**Exercise prompt:**
Extract the whole listing as it stands. Do not include the pictures.

=======

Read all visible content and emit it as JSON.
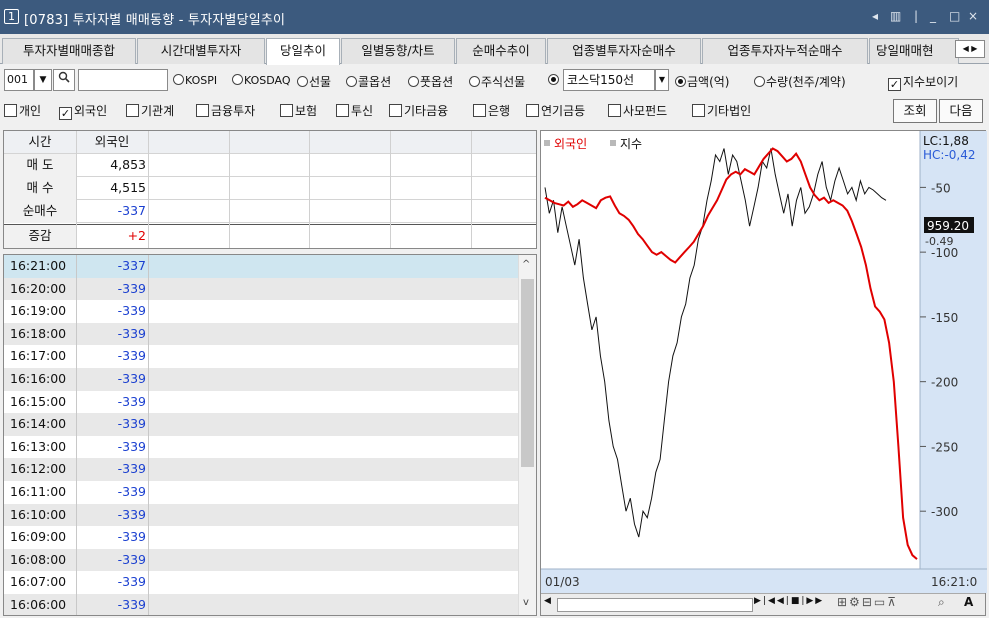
{
  "window": {
    "num": "1",
    "title": "[0783] 투자자별 매매동향 - 투자자별당일추이",
    "controls": [
      "◂",
      "▥",
      "|",
      "_",
      "□",
      "×"
    ]
  },
  "tabs": [
    "투자자별매매종합",
    "시간대별투자자",
    "당일추이",
    "일별동향/차트",
    "순매수추이",
    "업종별투자자순매수",
    "업종투자자누적순매수",
    "당일매매현"
  ],
  "active_tab": 2,
  "toolbar": {
    "code": "001",
    "search_value": "",
    "market_options": [
      "KOSPI",
      "KOSDAQ",
      "선물",
      "콜옵션",
      "풋옵션",
      "주식선물"
    ],
    "selected_market": "코스닥150선",
    "unit_options": [
      "금액(억)",
      "수량(천주/계약)"
    ],
    "selected_unit": 0,
    "index_toggle": "지수보이기",
    "index_toggle_checked": true
  },
  "investors": [
    {
      "label": "개인",
      "checked": false
    },
    {
      "label": "외국인",
      "checked": true
    },
    {
      "label": "기관계",
      "checked": false
    },
    {
      "label": "금융투자",
      "checked": false
    },
    {
      "label": "보험",
      "checked": false
    },
    {
      "label": "투신",
      "checked": false
    },
    {
      "label": "기타금융",
      "checked": false
    },
    {
      "label": "은행",
      "checked": false
    },
    {
      "label": "연기금등",
      "checked": false
    },
    {
      "label": "사모펀드",
      "checked": false
    },
    {
      "label": "기타법인",
      "checked": false
    }
  ],
  "buttons": {
    "query": "조회",
    "next": "다음"
  },
  "summary": {
    "header_time": "시간",
    "header_col": "외국인",
    "rows": [
      {
        "label": "매 도",
        "value": "4,853",
        "color": "#111111"
      },
      {
        "label": "매 수",
        "value": "4,515",
        "color": "#111111"
      },
      {
        "label": "순매수",
        "value": "-337",
        "color": "#1a3fd0"
      },
      {
        "label": "증감",
        "value": "+2",
        "color": "#e00000"
      }
    ]
  },
  "time_rows": [
    {
      "time": "16:21:00",
      "value": "-337"
    },
    {
      "time": "16:20:00",
      "value": "-339"
    },
    {
      "time": "16:19:00",
      "value": "-339"
    },
    {
      "time": "16:18:00",
      "value": "-339"
    },
    {
      "time": "16:17:00",
      "value": "-339"
    },
    {
      "time": "16:16:00",
      "value": "-339"
    },
    {
      "time": "16:15:00",
      "value": "-339"
    },
    {
      "time": "16:14:00",
      "value": "-339"
    },
    {
      "time": "16:13:00",
      "value": "-339"
    },
    {
      "time": "16:12:00",
      "value": "-339"
    },
    {
      "time": "16:11:00",
      "value": "-339"
    },
    {
      "time": "16:10:00",
      "value": "-339"
    },
    {
      "time": "16:09:00",
      "value": "-339"
    },
    {
      "time": "16:08:00",
      "value": "-339"
    },
    {
      "time": "16:07:00",
      "value": "-339"
    },
    {
      "time": "16:06:00",
      "value": "-339"
    }
  ],
  "chart_data": {
    "type": "line",
    "legend": [
      "외국인",
      "지수"
    ],
    "legend_colors": [
      "#e00000",
      "#111111"
    ],
    "y_ticks": [
      -50,
      -100,
      -150,
      -200,
      -250,
      -300
    ],
    "y_top_partial": "-50",
    "y_range": [
      -340,
      -25
    ],
    "lc_label": "LC:1,88",
    "hc_label": "HC:-0,42",
    "index_now": "959.20",
    "index_pct": "-0.49",
    "x_start": "01/03",
    "x_end": "16:21:0",
    "series": [
      {
        "name": "외국인",
        "color": "#e00000",
        "values": [
          -58,
          -60,
          -62,
          -63,
          -64,
          -61,
          -65,
          -63,
          -60,
          -62,
          -64,
          -66,
          -60,
          -58,
          -57,
          -64,
          -70,
          -72,
          -75,
          -80,
          -86,
          -90,
          -95,
          -100,
          -102,
          -100,
          -103,
          -106,
          -108,
          -104,
          -100,
          -96,
          -92,
          -86,
          -80,
          -72,
          -66,
          -60,
          -52,
          -44,
          -40,
          -38,
          -40,
          -36,
          -38,
          -40,
          -34,
          -28,
          -24,
          -20,
          -22,
          -26,
          -30,
          -28,
          -24,
          -30,
          -40,
          -50,
          -56,
          -60,
          -58,
          -62,
          -60,
          -62,
          -64,
          -68,
          -76,
          -86,
          -96,
          -110,
          -128,
          -142,
          -146,
          -152,
          -170,
          -200,
          -250,
          -305,
          -326,
          -334,
          -337
        ]
      },
      {
        "name": "지수",
        "color": "#111111",
        "values": [
          -50,
          -70,
          -60,
          -85,
          -65,
          -80,
          -95,
          -110,
          -90,
          -120,
          -140,
          -160,
          -150,
          -180,
          -200,
          -230,
          -250,
          -260,
          -280,
          -300,
          -290,
          -310,
          -320,
          -300,
          -305,
          -290,
          -270,
          -260,
          -230,
          -200,
          -180,
          -170,
          -150,
          -140,
          -120,
          -110,
          -90,
          -80,
          -60,
          -45,
          -25,
          -30,
          -20,
          -40,
          -25,
          -30,
          -45,
          -60,
          -80,
          -65,
          -50,
          -30,
          -35,
          -20,
          -40,
          -55,
          -70,
          -55,
          -80,
          -60,
          -50,
          -70,
          -65,
          -55,
          -40,
          -30,
          -50,
          -60,
          -45,
          -35,
          -45,
          -55,
          -50,
          -60,
          -45,
          -55,
          -50,
          -52,
          -55,
          -58,
          -60
        ]
      }
    ]
  }
}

=======

**Task result:**
Read all visible content and emit it as JSON.
{
  "window": {
    "num": "1",
    "title": "[0783] 투자자별 매매동향 - 투자자별당일추이",
    "controls": [
      "◂",
      "▥",
      "|",
      "_",
      "□",
      "×"
    ]
  },
  "tabs": [
    "투자자별매매종합",
    "시간대별투자자",
    "당일추이",
    "일별동향/차트",
    "순매수추이",
    "업종별투자자순매수",
    "업종투자자누적순매수",
    "당일매매현"
  ],
  "active_tab": 2,
  "toolbar": {
    "code": "001",
    "search_value": "",
    "market_options": [
      "KOSPI",
      "KOSDAQ",
      "선물",
      "콜옵션",
      "풋옵션",
      "주식선물"
    ],
    "selected_market": "코스닥150선",
    "unit_options": [
      "금액(억)",
      "수량(천주/계약)"
    ],
    "selected_unit": 0,
    "index_toggle": "지수보이기",
    "index_toggle_checked": true
  },
  "investors": [
    {
      "label": "개인",
      "checked": false
    },
    {
      "label": "외국인",
      "checked": true
    },
    {
      "label": "기관계",
      "checked": false
    },
    {
      "label": "금융투자",
      "checked": false
    },
    {
      "label": "보험",
      "checked": false
    },
    {
      "label": "투신",
      "checked": false
    },
    {
      "label": "기타금융",
      "checked": false
    },
    {
      "label": "은행",
      "checked": false
    },
    {
      "label": "연기금등",
      "checked": false
    },
    {
      "label": "사모펀드",
      "checked": false
    },
    {
      "label": "기타법인",
      "checked": false
    }
  ],
  "buttons": {
    "query": "조회",
    "next": "다음"
  },
  "summary": {
    "header_time": "시간",
    "header_col": "외국인",
    "rows": [
      {
        "label": "매 도",
        "value": "4,853",
        "color": "#111111"
      },
      {
        "label": "매 수",
        "value": "4,515",
        "color": "#111111"
      },
      {
        "label": "순매수",
        "value": "-337",
        "color": "#1a3fd0"
      },
      {
        "label": "증감",
        "value": "+2",
        "color": "#e00000"
      }
    ]
  },
  "time_rows": [
    {
      "time": "16:21:00",
      "value": "-337"
    },
    {
      "time": "16:20:00",
      "value": "-339"
    },
    {
      "time": "16:19:00",
      "value": "-339"
    },
    {
      "time": "16:18:00",
      "value": "-339"
    },
    {
      "time": "16:17:00",
      "value": "-339"
    },
    {
      "time": "16:16:00",
      "value": "-339"
    },
    {
      "time": "16:15:00",
      "value": "-339"
    },
    {
      "time": "16:14:00",
      "value": "-339"
    },
    {
      "time": "16:13:00",
      "value": "-339"
    },
    {
      "time": "16:12:00",
      "value": "-339"
    },
    {
      "time": "16:11:00",
      "value": "-339"
    },
    {
      "time": "16:10:00",
      "value": "-339"
    },
    {
      "time": "16:09:00",
      "value": "-339"
    },
    {
      "time": "16:08:00",
      "value": "-339"
    },
    {
      "time": "16:07:00",
      "value": "-339"
    },
    {
      "time": "16:06:00",
      "value": "-339"
    }
  ],
  "chart_data": {
    "type": "line",
    "legend": [
      "외국인",
      "지수"
    ],
    "legend_colors": [
      "#e00000",
      "#111111"
    ],
    "y_ticks": [
      -50,
      -100,
      -150,
      -200,
      -250,
      -300
    ],
    "y_top_partial": "-50",
    "y_range": [
      -340,
      -25
    ],
    "lc_label": "LC:1,88",
    "hc_label": "HC:-0,42",
    "index_now": "959.20",
    "index_pct": "-0.49",
    "x_start": "01/03",
    "x_end": "16:21:0",
    "series": [
      {
        "name": "외국인",
        "color": "#e00000",
        "values": [
          -58,
          -60,
          -62,
          -63,
          -64,
          -61,
          -65,
          -63,
          -60,
          -62,
          -64,
          -66,
          -60,
          -58,
          -57,
          -64,
          -70,
          -72,
          -75,
          -80,
          -86,
          -90,
          -95,
          -100,
          -102,
          -100,
          -103,
          -106,
          -108,
          -104,
          -100,
          -96,
          -92,
          -86,
          -80,
          -72,
          -66,
          -60,
          -52,
          -44,
          -40,
          -38,
          -40,
          -36,
          -38,
          -40,
          -34,
          -28,
          -24,
          -20,
          -22,
          -26,
          -30,
          -28,
          -24,
          -30,
          -40,
          -50,
          -56,
          -60,
          -58,
          -62,
          -60,
          -62,
          -64,
          -68,
          -76,
          -86,
          -96,
          -110,
          -128,
          -142,
          -146,
          -152,
          -170,
          -200,
          -250,
          -305,
          -326,
          -334,
          -337
        ]
      },
      {
        "name": "지수",
        "color": "#111111",
        "values": [
          -50,
          -70,
          -60,
          -85,
          -65,
          -80,
          -95,
          -110,
          -90,
          -120,
          -140,
          -160,
          -150,
          -180,
          -200,
          -230,
          -250,
          -260,
          -280,
          -300,
          -290,
          -310,
          -320,
          -300,
          -305,
          -290,
          -270,
          -260,
          -230,
          -200,
          -180,
          -170,
          -150,
          -140,
          -120,
          -110,
          -90,
          -80,
          -60,
          -45,
          -25,
          -30,
          -20,
          -40,
          -25,
          -30,
          -45,
          -60,
          -80,
          -65,
          -50,
          -30,
          -35,
          -20,
          -40,
          -55,
          -70,
          -55,
          -80,
          -60,
          -50,
          -70,
          -65,
          -55,
          -40,
          -30,
          -50,
          -60,
          -45,
          -35,
          -45,
          -55,
          -50,
          -60,
          -45,
          -55,
          -50,
          -52,
          -55,
          -58,
          -60
        ]
      }
    ]
  }
}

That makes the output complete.